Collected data
--------

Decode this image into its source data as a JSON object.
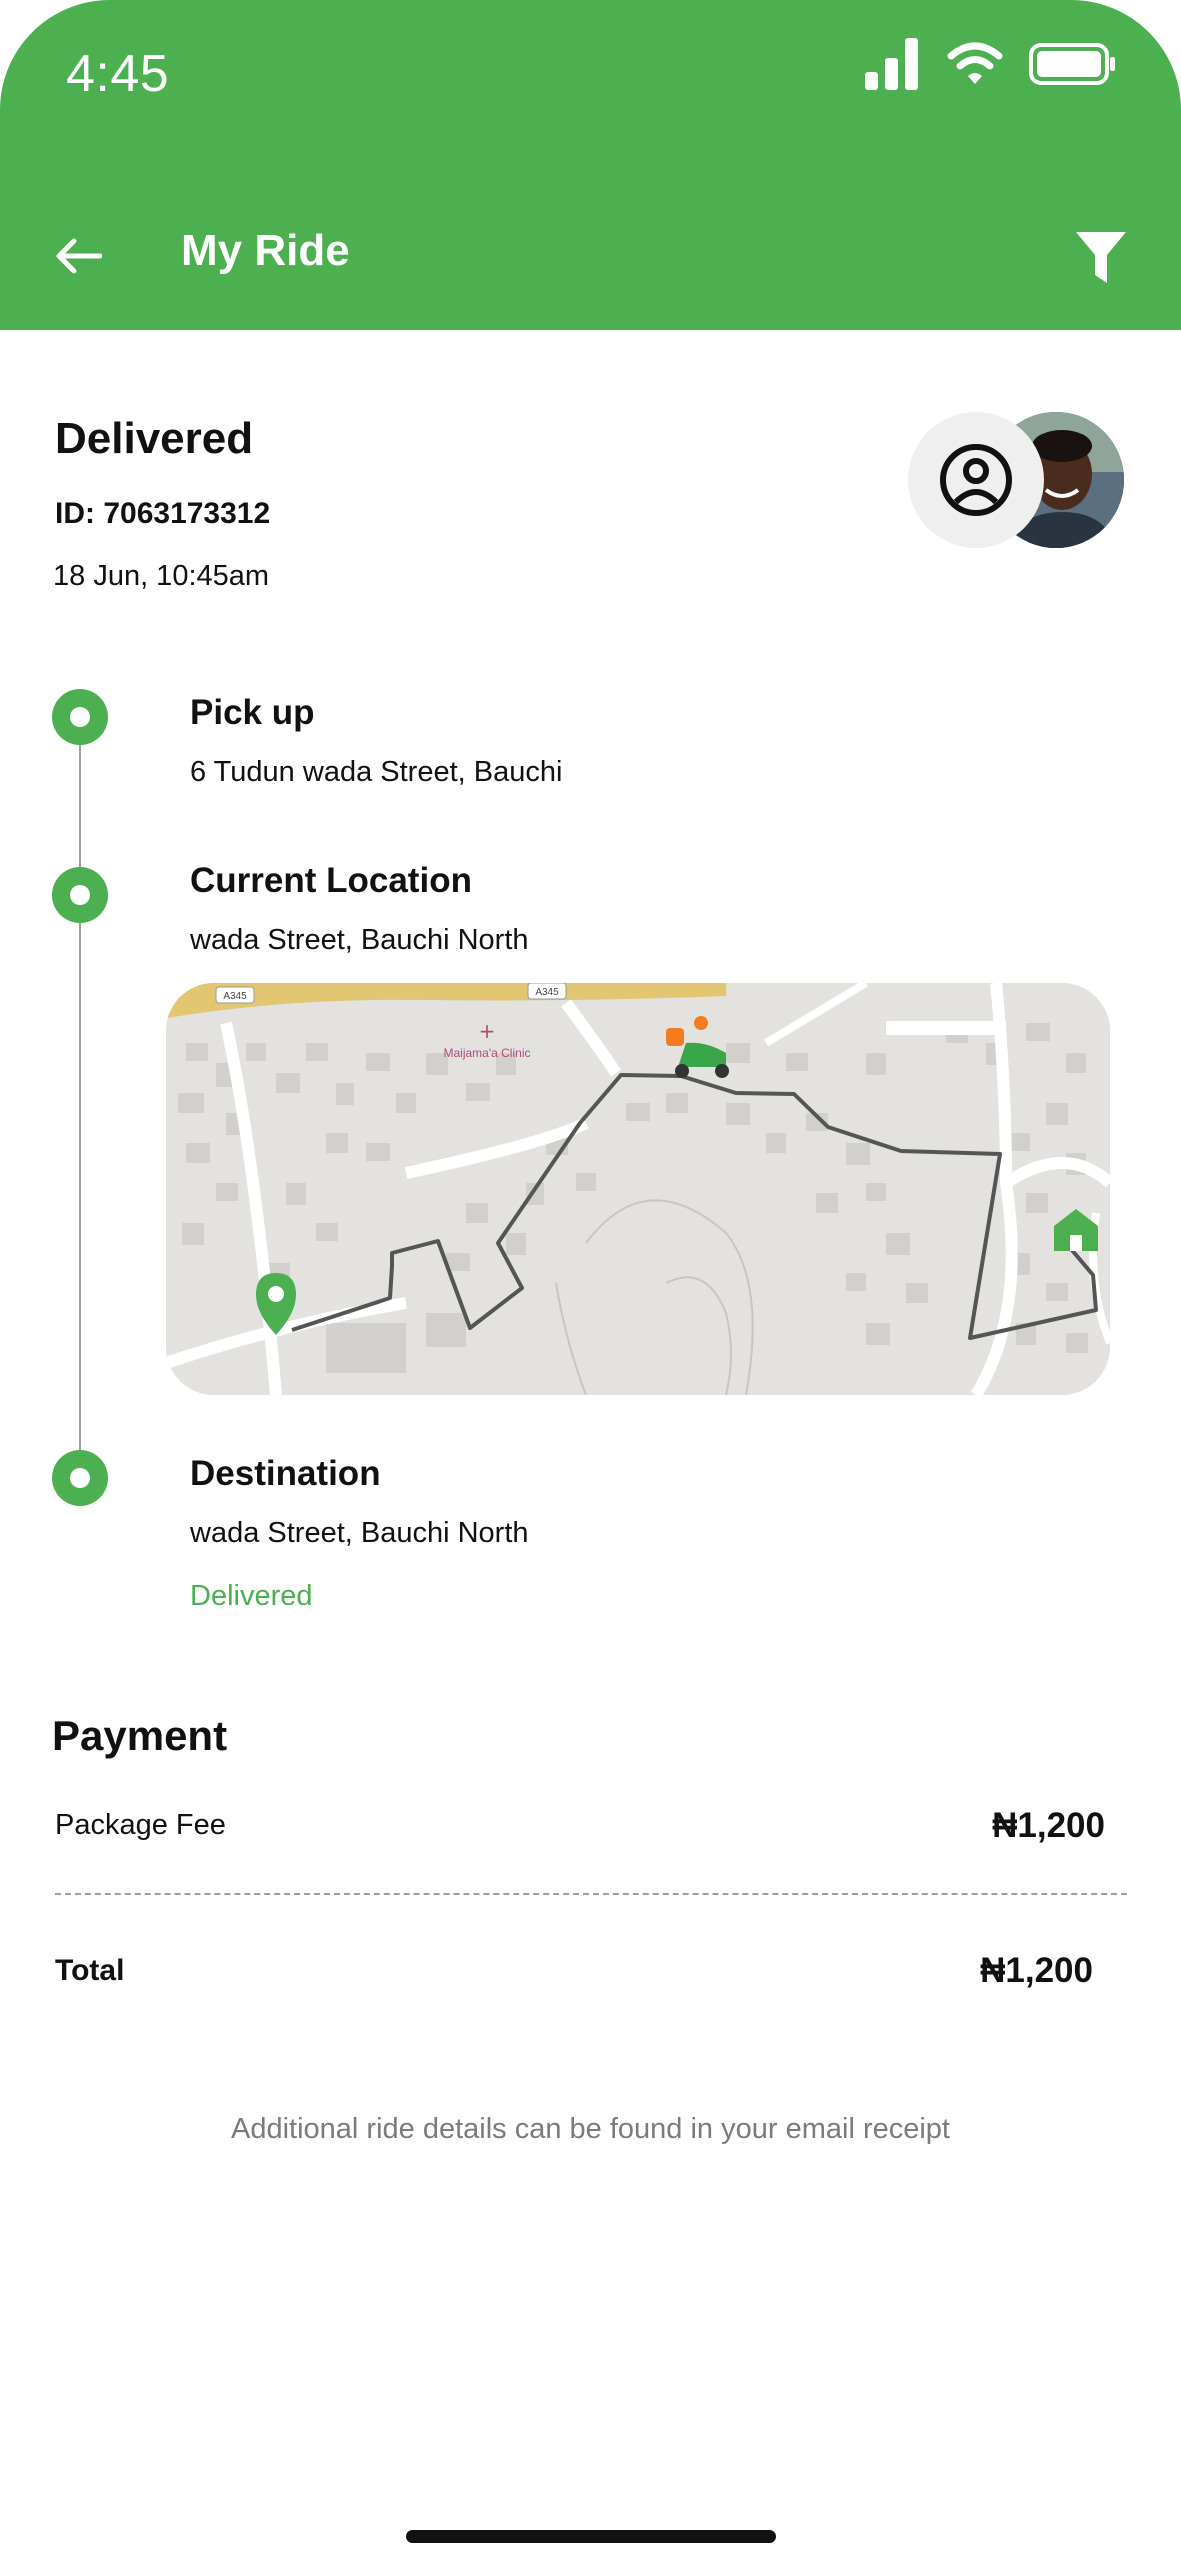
{
  "status_bar": {
    "time": "4:45"
  },
  "header": {
    "title": "My Ride"
  },
  "ride": {
    "status": "Delivered",
    "id_label": "ID: 7063173312",
    "date": "18 Jun, 10:45am"
  },
  "timeline": [
    {
      "title": "Pick up",
      "address": "6 Tudun wada Street, Bauchi"
    },
    {
      "title": "Current Location",
      "address": "wada Street, Bauchi North"
    },
    {
      "title": "Destination",
      "address": "wada Street, Bauchi North",
      "status": "Delivered"
    }
  ],
  "map": {
    "road_label_1": "A345",
    "road_label_2": "A345",
    "poi_label": "Maijama'a Clinic"
  },
  "payment": {
    "title": "Payment",
    "fee_label": "Package Fee",
    "fee_value": "₦1,200",
    "total_label": "Total",
    "total_value": "₦1,200"
  },
  "footer": {
    "note": "Additional ride details can be found in your email receipt"
  },
  "colors": {
    "accent": "#4caf50",
    "status_green": "#4caf50",
    "route": "#555555"
  }
}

--------

Written task: Output the records above exactly; leave out the pictures.

Written response:
Decode this image into its source data as a JSON object.
{
  "status_bar": {
    "time": "4:45"
  },
  "header": {
    "title": "My Ride"
  },
  "ride": {
    "status": "Delivered",
    "id_label": "ID: 7063173312",
    "date": "18 Jun, 10:45am"
  },
  "timeline": [
    {
      "title": "Pick up",
      "address": "6 Tudun wada Street, Bauchi"
    },
    {
      "title": "Current Location",
      "address": "wada Street, Bauchi North"
    },
    {
      "title": "Destination",
      "address": "wada Street, Bauchi North",
      "status": "Delivered"
    }
  ],
  "map": {
    "road_label_1": "A345",
    "road_label_2": "A345",
    "poi_label": "Maijama'a Clinic"
  },
  "payment": {
    "title": "Payment",
    "fee_label": "Package Fee",
    "fee_value": "₦1,200",
    "total_label": "Total",
    "total_value": "₦1,200"
  },
  "footer": {
    "note": "Additional ride details can be found in your email receipt"
  },
  "colors": {
    "accent": "#4caf50",
    "status_green": "#4caf50",
    "route": "#555555"
  }
}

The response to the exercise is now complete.